**PROBLEM DESCRIPTION**. Each line that holds the word "Razrez" counts once; give the total for the records below and nothing else.

**ENTRIES SUPPLIED**.
====

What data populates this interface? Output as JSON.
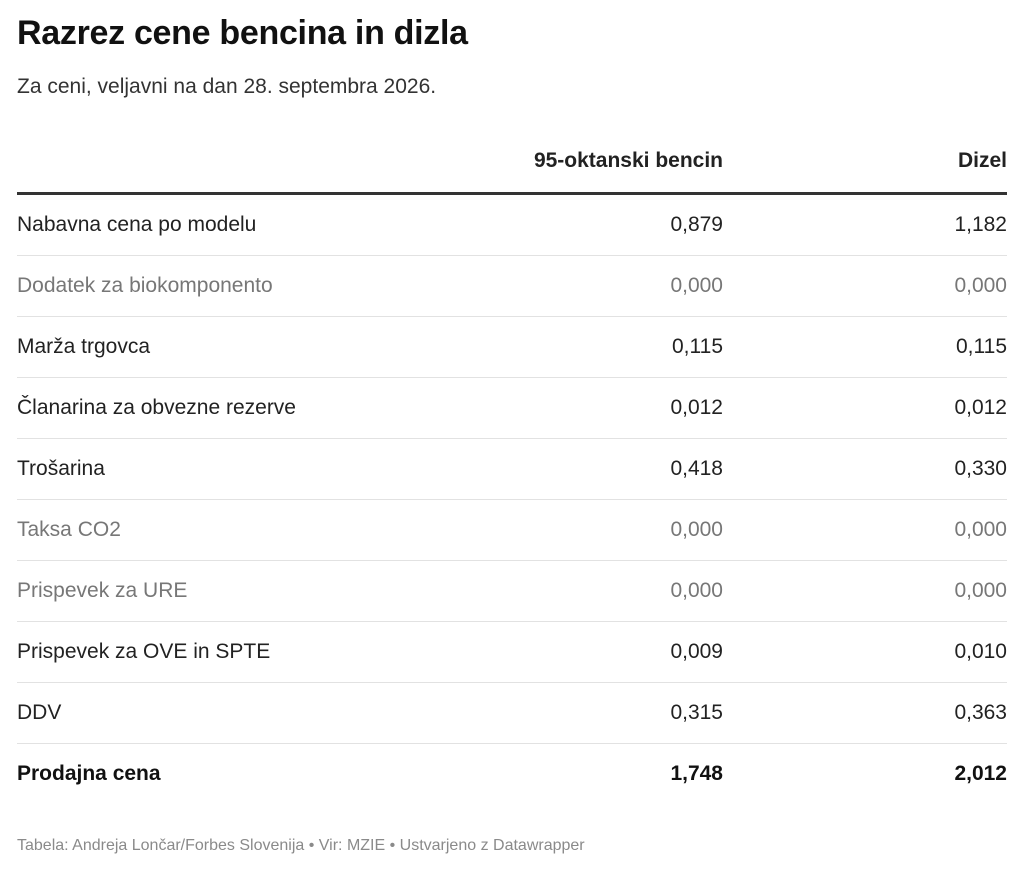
{
  "title": "Razrez cene bencina in dizla",
  "subtitle": "Za ceni, veljavni na dan 28. septembra 2026.",
  "footer": "Tabela: Andreja Lončar/Forbes Slovenija • Vir: MZIE • Ustvarjeno z Datawrapper",
  "colors": {
    "text": "#222222",
    "muted_text": "#777777",
    "header_rule": "#333333",
    "row_rule": "#e2e2e2",
    "footer_text": "#8a8a8a"
  },
  "chart_data": {
    "type": "table",
    "title": "Razrez cene bencina in dizla",
    "subtitle": "Za ceni, veljavni na dan 28. septembra 2026.",
    "columns": [
      "",
      "95-oktanski bencin",
      "Dizel"
    ],
    "rows": [
      {
        "label": "Nabavna cena po modelu",
        "petrol": "0,879",
        "diesel": "1,182",
        "muted": false,
        "total": false
      },
      {
        "label": "Dodatek za biokomponento",
        "petrol": "0,000",
        "diesel": "0,000",
        "muted": true,
        "total": false
      },
      {
        "label": "Marža trgovca",
        "petrol": "0,115",
        "diesel": "0,115",
        "muted": false,
        "total": false
      },
      {
        "label": "Članarina za obvezne rezerve",
        "petrol": "0,012",
        "diesel": "0,012",
        "muted": false,
        "total": false
      },
      {
        "label": "Trošarina",
        "petrol": "0,418",
        "diesel": "0,330",
        "muted": false,
        "total": false
      },
      {
        "label": "Taksa CO2",
        "petrol": "0,000",
        "diesel": "0,000",
        "muted": true,
        "total": false
      },
      {
        "label": "Prispevek za URE",
        "petrol": "0,000",
        "diesel": "0,000",
        "muted": true,
        "total": false
      },
      {
        "label": "Prispevek za OVE in SPTE",
        "petrol": "0,009",
        "diesel": "0,010",
        "muted": false,
        "total": false
      },
      {
        "label": "DDV",
        "petrol": "0,315",
        "diesel": "0,363",
        "muted": false,
        "total": false
      },
      {
        "label": "Prodajna cena",
        "petrol": "1,748",
        "diesel": "2,012",
        "muted": false,
        "total": true
      }
    ]
  }
}
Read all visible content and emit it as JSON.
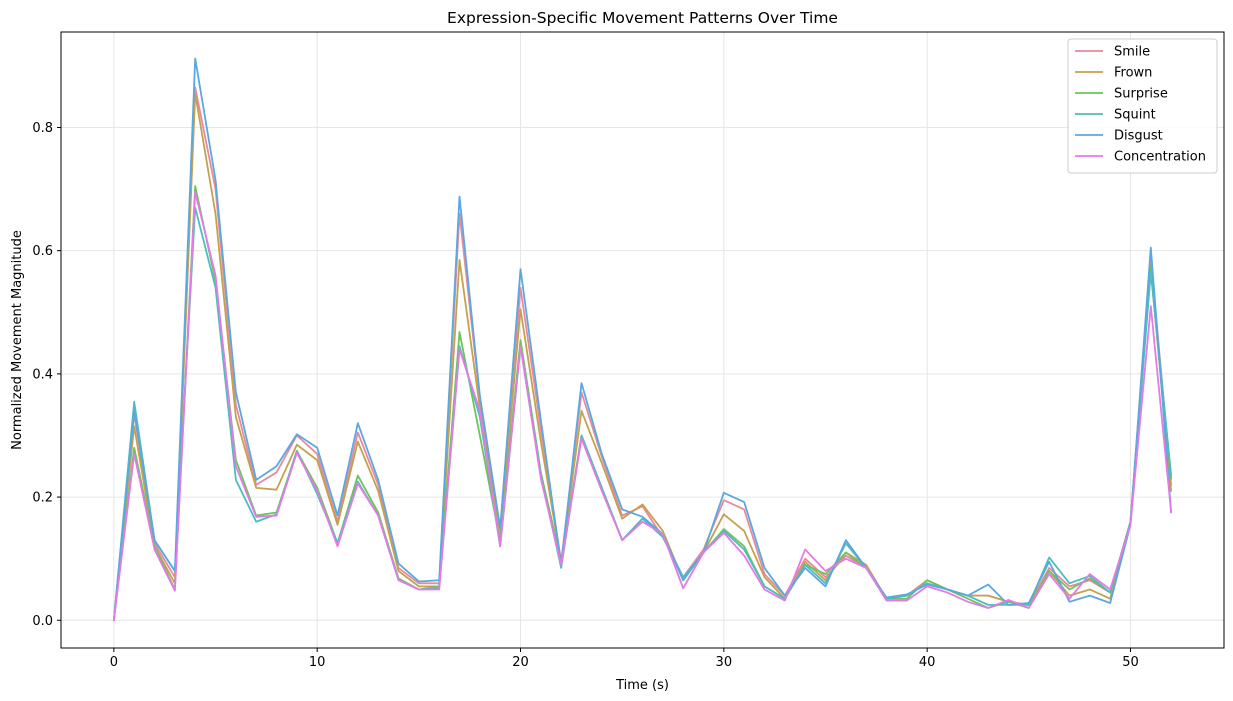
{
  "chart_data": {
    "type": "line",
    "title": "Expression-Specific Movement Patterns Over Time",
    "xlabel": "Time (s)",
    "ylabel": "Normalized Movement Magnitude",
    "xlim": [
      -2.6,
      54.6
    ],
    "ylim": [
      -0.045,
      0.955
    ],
    "xticks": [
      0,
      10,
      20,
      30,
      40,
      50
    ],
    "xtick_labels": [
      "0",
      "10",
      "20",
      "30",
      "40",
      "50"
    ],
    "yticks": [
      0.0,
      0.2,
      0.4,
      0.6,
      0.8
    ],
    "ytick_labels": [
      "0.0",
      "0.2",
      "0.4",
      "0.6",
      "0.8"
    ],
    "grid": true,
    "legend_position": "top-right",
    "x": [
      0,
      1,
      2,
      3,
      4,
      5,
      6,
      7,
      8,
      9,
      10,
      11,
      12,
      13,
      14,
      15,
      16,
      17,
      18,
      19,
      20,
      21,
      22,
      23,
      24,
      25,
      26,
      27,
      28,
      29,
      30,
      31,
      32,
      33,
      34,
      35,
      36,
      37,
      38,
      39,
      40,
      41,
      42,
      43,
      44,
      45,
      46,
      47,
      48,
      49,
      50,
      51,
      52
    ],
    "series": [
      {
        "name": "Smile",
        "color": "#e8899e",
        "values": [
          0.0,
          0.335,
          0.125,
          0.07,
          0.865,
          0.7,
          0.35,
          0.22,
          0.24,
          0.3,
          0.27,
          0.16,
          0.305,
          0.22,
          0.085,
          0.06,
          0.06,
          0.66,
          0.36,
          0.14,
          0.54,
          0.31,
          0.095,
          0.37,
          0.265,
          0.17,
          0.185,
          0.135,
          0.07,
          0.115,
          0.195,
          0.18,
          0.075,
          0.04,
          0.1,
          0.07,
          0.105,
          0.085,
          0.035,
          0.04,
          0.065,
          0.05,
          0.04,
          0.04,
          0.03,
          0.025,
          0.085,
          0.055,
          0.065,
          0.045,
          0.16,
          0.59,
          0.22
        ]
      },
      {
        "name": "Frown",
        "color": "#c4a24d",
        "values": [
          0.0,
          0.315,
          0.12,
          0.06,
          0.855,
          0.66,
          0.33,
          0.215,
          0.212,
          0.285,
          0.26,
          0.155,
          0.29,
          0.21,
          0.08,
          0.055,
          0.055,
          0.585,
          0.345,
          0.135,
          0.505,
          0.29,
          0.095,
          0.34,
          0.255,
          0.165,
          0.188,
          0.145,
          0.065,
          0.11,
          0.172,
          0.145,
          0.07,
          0.035,
          0.095,
          0.065,
          0.11,
          0.09,
          0.035,
          0.04,
          0.06,
          0.05,
          0.04,
          0.04,
          0.03,
          0.025,
          0.08,
          0.04,
          0.05,
          0.035,
          0.16,
          0.57,
          0.21
        ]
      },
      {
        "name": "Surprise",
        "color": "#6cc45a",
        "values": [
          0.0,
          0.28,
          0.12,
          0.05,
          0.705,
          0.55,
          0.26,
          0.17,
          0.175,
          0.275,
          0.215,
          0.125,
          0.235,
          0.175,
          0.068,
          0.05,
          0.055,
          0.468,
          0.3,
          0.128,
          0.455,
          0.24,
          0.095,
          0.3,
          0.215,
          0.13,
          0.165,
          0.14,
          0.065,
          0.11,
          0.148,
          0.12,
          0.055,
          0.035,
          0.09,
          0.075,
          0.11,
          0.085,
          0.035,
          0.035,
          0.065,
          0.05,
          0.035,
          0.02,
          0.03,
          0.02,
          0.08,
          0.05,
          0.068,
          0.045,
          0.16,
          0.575,
          0.23
        ]
      },
      {
        "name": "Squint",
        "color": "#4dbdbd",
        "values": [
          0.0,
          0.355,
          0.13,
          0.08,
          0.67,
          0.54,
          0.228,
          0.16,
          0.172,
          0.275,
          0.205,
          0.125,
          0.225,
          0.17,
          0.065,
          0.05,
          0.052,
          0.445,
          0.33,
          0.12,
          0.445,
          0.235,
          0.085,
          0.3,
          0.215,
          0.13,
          0.165,
          0.135,
          0.07,
          0.11,
          0.145,
          0.115,
          0.055,
          0.035,
          0.09,
          0.06,
          0.125,
          0.085,
          0.035,
          0.04,
          0.06,
          0.05,
          0.04,
          0.025,
          0.025,
          0.025,
          0.102,
          0.06,
          0.072,
          0.045,
          0.16,
          0.565,
          0.235
        ]
      },
      {
        "name": "Disgust",
        "color": "#5aa8e0",
        "values": [
          0.0,
          0.34,
          0.13,
          0.08,
          0.912,
          0.715,
          0.37,
          0.228,
          0.25,
          0.302,
          0.28,
          0.17,
          0.32,
          0.228,
          0.092,
          0.063,
          0.065,
          0.688,
          0.365,
          0.15,
          0.57,
          0.325,
          0.09,
          0.385,
          0.27,
          0.18,
          0.168,
          0.14,
          0.065,
          0.11,
          0.207,
          0.192,
          0.085,
          0.04,
          0.085,
          0.055,
          0.13,
          0.085,
          0.037,
          0.042,
          0.058,
          0.05,
          0.04,
          0.058,
          0.025,
          0.028,
          0.095,
          0.03,
          0.04,
          0.028,
          0.155,
          0.605,
          0.175
        ]
      },
      {
        "name": "Concentration",
        "color": "#e47ae8",
        "values": [
          0.0,
          0.27,
          0.115,
          0.048,
          0.695,
          0.56,
          0.25,
          0.168,
          0.17,
          0.272,
          0.21,
          0.12,
          0.222,
          0.17,
          0.065,
          0.05,
          0.05,
          0.44,
          0.34,
          0.12,
          0.445,
          0.23,
          0.09,
          0.295,
          0.21,
          0.13,
          0.16,
          0.14,
          0.052,
          0.11,
          0.142,
          0.105,
          0.05,
          0.032,
          0.115,
          0.08,
          0.1,
          0.085,
          0.032,
          0.032,
          0.055,
          0.045,
          0.03,
          0.02,
          0.033,
          0.02,
          0.075,
          0.035,
          0.075,
          0.05,
          0.155,
          0.51,
          0.175
        ]
      }
    ]
  }
}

====

**TASK OUTPUT**. 2